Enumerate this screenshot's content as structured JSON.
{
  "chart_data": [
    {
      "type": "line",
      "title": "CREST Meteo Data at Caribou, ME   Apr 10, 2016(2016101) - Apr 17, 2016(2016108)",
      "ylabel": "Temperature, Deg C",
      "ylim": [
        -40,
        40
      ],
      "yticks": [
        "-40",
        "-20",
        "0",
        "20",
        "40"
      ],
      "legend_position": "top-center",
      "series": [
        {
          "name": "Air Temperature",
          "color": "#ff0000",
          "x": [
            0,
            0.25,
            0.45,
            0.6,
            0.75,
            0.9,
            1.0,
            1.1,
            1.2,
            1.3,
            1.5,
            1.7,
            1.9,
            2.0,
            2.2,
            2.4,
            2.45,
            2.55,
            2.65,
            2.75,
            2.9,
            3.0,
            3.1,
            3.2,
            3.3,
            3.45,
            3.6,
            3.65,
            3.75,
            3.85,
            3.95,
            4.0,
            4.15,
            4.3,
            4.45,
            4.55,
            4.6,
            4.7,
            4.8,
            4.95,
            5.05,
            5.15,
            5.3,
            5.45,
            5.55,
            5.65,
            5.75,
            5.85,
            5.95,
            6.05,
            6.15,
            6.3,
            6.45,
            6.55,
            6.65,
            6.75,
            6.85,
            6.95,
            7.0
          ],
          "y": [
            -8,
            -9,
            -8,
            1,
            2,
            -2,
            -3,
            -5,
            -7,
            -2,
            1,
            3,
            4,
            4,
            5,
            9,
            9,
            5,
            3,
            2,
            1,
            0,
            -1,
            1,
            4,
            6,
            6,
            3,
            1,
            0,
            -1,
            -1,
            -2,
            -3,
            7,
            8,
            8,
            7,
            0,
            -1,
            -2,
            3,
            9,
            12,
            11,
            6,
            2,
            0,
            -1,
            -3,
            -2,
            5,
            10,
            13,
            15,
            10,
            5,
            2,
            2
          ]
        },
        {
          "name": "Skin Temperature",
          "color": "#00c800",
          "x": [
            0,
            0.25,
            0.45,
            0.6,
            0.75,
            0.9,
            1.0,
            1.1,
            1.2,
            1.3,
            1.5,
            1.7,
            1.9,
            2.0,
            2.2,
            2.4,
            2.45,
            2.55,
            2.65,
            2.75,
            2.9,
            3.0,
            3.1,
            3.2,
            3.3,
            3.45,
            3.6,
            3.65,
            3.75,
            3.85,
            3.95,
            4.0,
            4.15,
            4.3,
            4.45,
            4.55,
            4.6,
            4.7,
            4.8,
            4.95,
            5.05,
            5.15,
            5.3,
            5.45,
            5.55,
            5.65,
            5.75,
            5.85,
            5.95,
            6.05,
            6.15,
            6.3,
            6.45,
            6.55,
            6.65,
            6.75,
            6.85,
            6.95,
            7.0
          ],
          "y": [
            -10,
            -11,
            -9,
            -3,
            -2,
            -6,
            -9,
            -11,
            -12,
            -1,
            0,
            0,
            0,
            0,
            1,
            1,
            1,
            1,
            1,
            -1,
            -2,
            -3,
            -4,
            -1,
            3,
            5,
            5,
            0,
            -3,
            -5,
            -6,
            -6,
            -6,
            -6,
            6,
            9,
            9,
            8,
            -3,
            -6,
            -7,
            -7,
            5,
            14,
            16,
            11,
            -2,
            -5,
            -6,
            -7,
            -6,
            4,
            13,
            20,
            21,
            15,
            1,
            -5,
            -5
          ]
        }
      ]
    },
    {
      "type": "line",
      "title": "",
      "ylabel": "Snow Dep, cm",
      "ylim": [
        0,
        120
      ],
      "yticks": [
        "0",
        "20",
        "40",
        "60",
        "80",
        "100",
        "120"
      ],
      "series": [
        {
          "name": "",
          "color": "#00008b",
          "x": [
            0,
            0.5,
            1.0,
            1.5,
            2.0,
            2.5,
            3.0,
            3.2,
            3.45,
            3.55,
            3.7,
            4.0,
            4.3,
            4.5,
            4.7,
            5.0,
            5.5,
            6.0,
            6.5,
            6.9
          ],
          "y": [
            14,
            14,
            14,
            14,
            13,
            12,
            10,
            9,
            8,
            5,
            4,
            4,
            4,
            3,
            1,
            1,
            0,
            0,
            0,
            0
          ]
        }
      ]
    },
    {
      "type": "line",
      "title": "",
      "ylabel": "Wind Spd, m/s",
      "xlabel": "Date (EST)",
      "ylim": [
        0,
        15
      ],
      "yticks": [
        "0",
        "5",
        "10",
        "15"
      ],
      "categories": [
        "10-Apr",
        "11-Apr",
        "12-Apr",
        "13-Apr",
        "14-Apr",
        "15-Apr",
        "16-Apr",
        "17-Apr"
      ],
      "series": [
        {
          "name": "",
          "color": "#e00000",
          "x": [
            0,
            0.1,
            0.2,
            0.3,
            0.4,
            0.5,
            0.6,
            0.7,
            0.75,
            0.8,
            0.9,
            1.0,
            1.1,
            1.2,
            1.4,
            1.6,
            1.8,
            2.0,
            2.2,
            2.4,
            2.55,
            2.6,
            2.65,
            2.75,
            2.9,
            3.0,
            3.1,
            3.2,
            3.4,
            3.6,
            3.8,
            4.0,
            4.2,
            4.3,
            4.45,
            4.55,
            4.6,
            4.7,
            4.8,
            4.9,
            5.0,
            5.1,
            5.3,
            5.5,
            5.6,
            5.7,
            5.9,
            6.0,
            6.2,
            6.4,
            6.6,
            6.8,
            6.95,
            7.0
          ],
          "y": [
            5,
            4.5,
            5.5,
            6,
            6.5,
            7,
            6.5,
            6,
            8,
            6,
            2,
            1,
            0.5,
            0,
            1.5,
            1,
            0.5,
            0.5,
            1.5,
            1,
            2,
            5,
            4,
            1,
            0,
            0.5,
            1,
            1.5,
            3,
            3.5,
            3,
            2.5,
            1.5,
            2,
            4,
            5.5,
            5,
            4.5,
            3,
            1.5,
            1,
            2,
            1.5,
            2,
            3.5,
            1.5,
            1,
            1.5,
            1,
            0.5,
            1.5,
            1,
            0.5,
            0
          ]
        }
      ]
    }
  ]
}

+---+

▶ _What you will do_:
Transcribe each record exactly. Leave nothing out.

▶ _Task output_:
Enumerate this screenshot's content as structured JSON.
{
  "chart_data": [
    {
      "type": "line",
      "title": "CREST Meteo Data at Caribou, ME   Apr 10, 2016(2016101) - Apr 17, 2016(2016108)",
      "ylabel": "Temperature, Deg C",
      "ylim": [
        -40,
        40
      ],
      "yticks": [
        "-40",
        "-20",
        "0",
        "20",
        "40"
      ],
      "legend_position": "top-center",
      "series": [
        {
          "name": "Air Temperature",
          "color": "#ff0000",
          "x": [
            0,
            0.25,
            0.45,
            0.6,
            0.75,
            0.9,
            1.0,
            1.1,
            1.2,
            1.3,
            1.5,
            1.7,
            1.9,
            2.0,
            2.2,
            2.4,
            2.45,
            2.55,
            2.65,
            2.75,
            2.9,
            3.0,
            3.1,
            3.2,
            3.3,
            3.45,
            3.6,
            3.65,
            3.75,
            3.85,
            3.95,
            4.0,
            4.15,
            4.3,
            4.45,
            4.55,
            4.6,
            4.7,
            4.8,
            4.95,
            5.05,
            5.15,
            5.3,
            5.45,
            5.55,
            5.65,
            5.75,
            5.85,
            5.95,
            6.05,
            6.15,
            6.3,
            6.45,
            6.55,
            6.65,
            6.75,
            6.85,
            6.95,
            7.0
          ],
          "y": [
            -8,
            -9,
            -8,
            1,
            2,
            -2,
            -3,
            -5,
            -7,
            -2,
            1,
            3,
            4,
            4,
            5,
            9,
            9,
            5,
            3,
            2,
            1,
            0,
            -1,
            1,
            4,
            6,
            6,
            3,
            1,
            0,
            -1,
            -1,
            -2,
            -3,
            7,
            8,
            8,
            7,
            0,
            -1,
            -2,
            3,
            9,
            12,
            11,
            6,
            2,
            0,
            -1,
            -3,
            -2,
            5,
            10,
            13,
            15,
            10,
            5,
            2,
            2
          ]
        },
        {
          "name": "Skin Temperature",
          "color": "#00c800",
          "x": [
            0,
            0.25,
            0.45,
            0.6,
            0.75,
            0.9,
            1.0,
            1.1,
            1.2,
            1.3,
            1.5,
            1.7,
            1.9,
            2.0,
            2.2,
            2.4,
            2.45,
            2.55,
            2.65,
            2.75,
            2.9,
            3.0,
            3.1,
            3.2,
            3.3,
            3.45,
            3.6,
            3.65,
            3.75,
            3.85,
            3.95,
            4.0,
            4.15,
            4.3,
            4.45,
            4.55,
            4.6,
            4.7,
            4.8,
            4.95,
            5.05,
            5.15,
            5.3,
            5.45,
            5.55,
            5.65,
            5.75,
            5.85,
            5.95,
            6.05,
            6.15,
            6.3,
            6.45,
            6.55,
            6.65,
            6.75,
            6.85,
            6.95,
            7.0
          ],
          "y": [
            -10,
            -11,
            -9,
            -3,
            -2,
            -6,
            -9,
            -11,
            -12,
            -1,
            0,
            0,
            0,
            0,
            1,
            1,
            1,
            1,
            1,
            -1,
            -2,
            -3,
            -4,
            -1,
            3,
            5,
            5,
            0,
            -3,
            -5,
            -6,
            -6,
            -6,
            -6,
            6,
            9,
            9,
            8,
            -3,
            -6,
            -7,
            -7,
            5,
            14,
            16,
            11,
            -2,
            -5,
            -6,
            -7,
            -6,
            4,
            13,
            20,
            21,
            15,
            1,
            -5,
            -5
          ]
        }
      ]
    },
    {
      "type": "line",
      "title": "",
      "ylabel": "Snow Dep, cm",
      "ylim": [
        0,
        120
      ],
      "yticks": [
        "0",
        "20",
        "40",
        "60",
        "80",
        "100",
        "120"
      ],
      "series": [
        {
          "name": "",
          "color": "#00008b",
          "x": [
            0,
            0.5,
            1.0,
            1.5,
            2.0,
            2.5,
            3.0,
            3.2,
            3.45,
            3.55,
            3.7,
            4.0,
            4.3,
            4.5,
            4.7,
            5.0,
            5.5,
            6.0,
            6.5,
            6.9
          ],
          "y": [
            14,
            14,
            14,
            14,
            13,
            12,
            10,
            9,
            8,
            5,
            4,
            4,
            4,
            3,
            1,
            1,
            0,
            0,
            0,
            0
          ]
        }
      ]
    },
    {
      "type": "line",
      "title": "",
      "ylabel": "Wind Spd, m/s",
      "xlabel": "Date (EST)",
      "ylim": [
        0,
        15
      ],
      "yticks": [
        "0",
        "5",
        "10",
        "15"
      ],
      "categories": [
        "10-Apr",
        "11-Apr",
        "12-Apr",
        "13-Apr",
        "14-Apr",
        "15-Apr",
        "16-Apr",
        "17-Apr"
      ],
      "series": [
        {
          "name": "",
          "color": "#e00000",
          "x": [
            0,
            0.1,
            0.2,
            0.3,
            0.4,
            0.5,
            0.6,
            0.7,
            0.75,
            0.8,
            0.9,
            1.0,
            1.1,
            1.2,
            1.4,
            1.6,
            1.8,
            2.0,
            2.2,
            2.4,
            2.55,
            2.6,
            2.65,
            2.75,
            2.9,
            3.0,
            3.1,
            3.2,
            3.4,
            3.6,
            3.8,
            4.0,
            4.2,
            4.3,
            4.45,
            4.55,
            4.6,
            4.7,
            4.8,
            4.9,
            5.0,
            5.1,
            5.3,
            5.5,
            5.6,
            5.7,
            5.9,
            6.0,
            6.2,
            6.4,
            6.6,
            6.8,
            6.95,
            7.0
          ],
          "y": [
            5,
            4.5,
            5.5,
            6,
            6.5,
            7,
            6.5,
            6,
            8,
            6,
            2,
            1,
            0.5,
            0,
            1.5,
            1,
            0.5,
            0.5,
            1.5,
            1,
            2,
            5,
            4,
            1,
            0,
            0.5,
            1,
            1.5,
            3,
            3.5,
            3,
            2.5,
            1.5,
            2,
            4,
            5.5,
            5,
            4.5,
            3,
            1.5,
            1,
            2,
            1.5,
            2,
            3.5,
            1.5,
            1,
            1.5,
            1,
            0.5,
            1.5,
            1,
            0.5,
            0
          ]
        }
      ]
    }
  ]
}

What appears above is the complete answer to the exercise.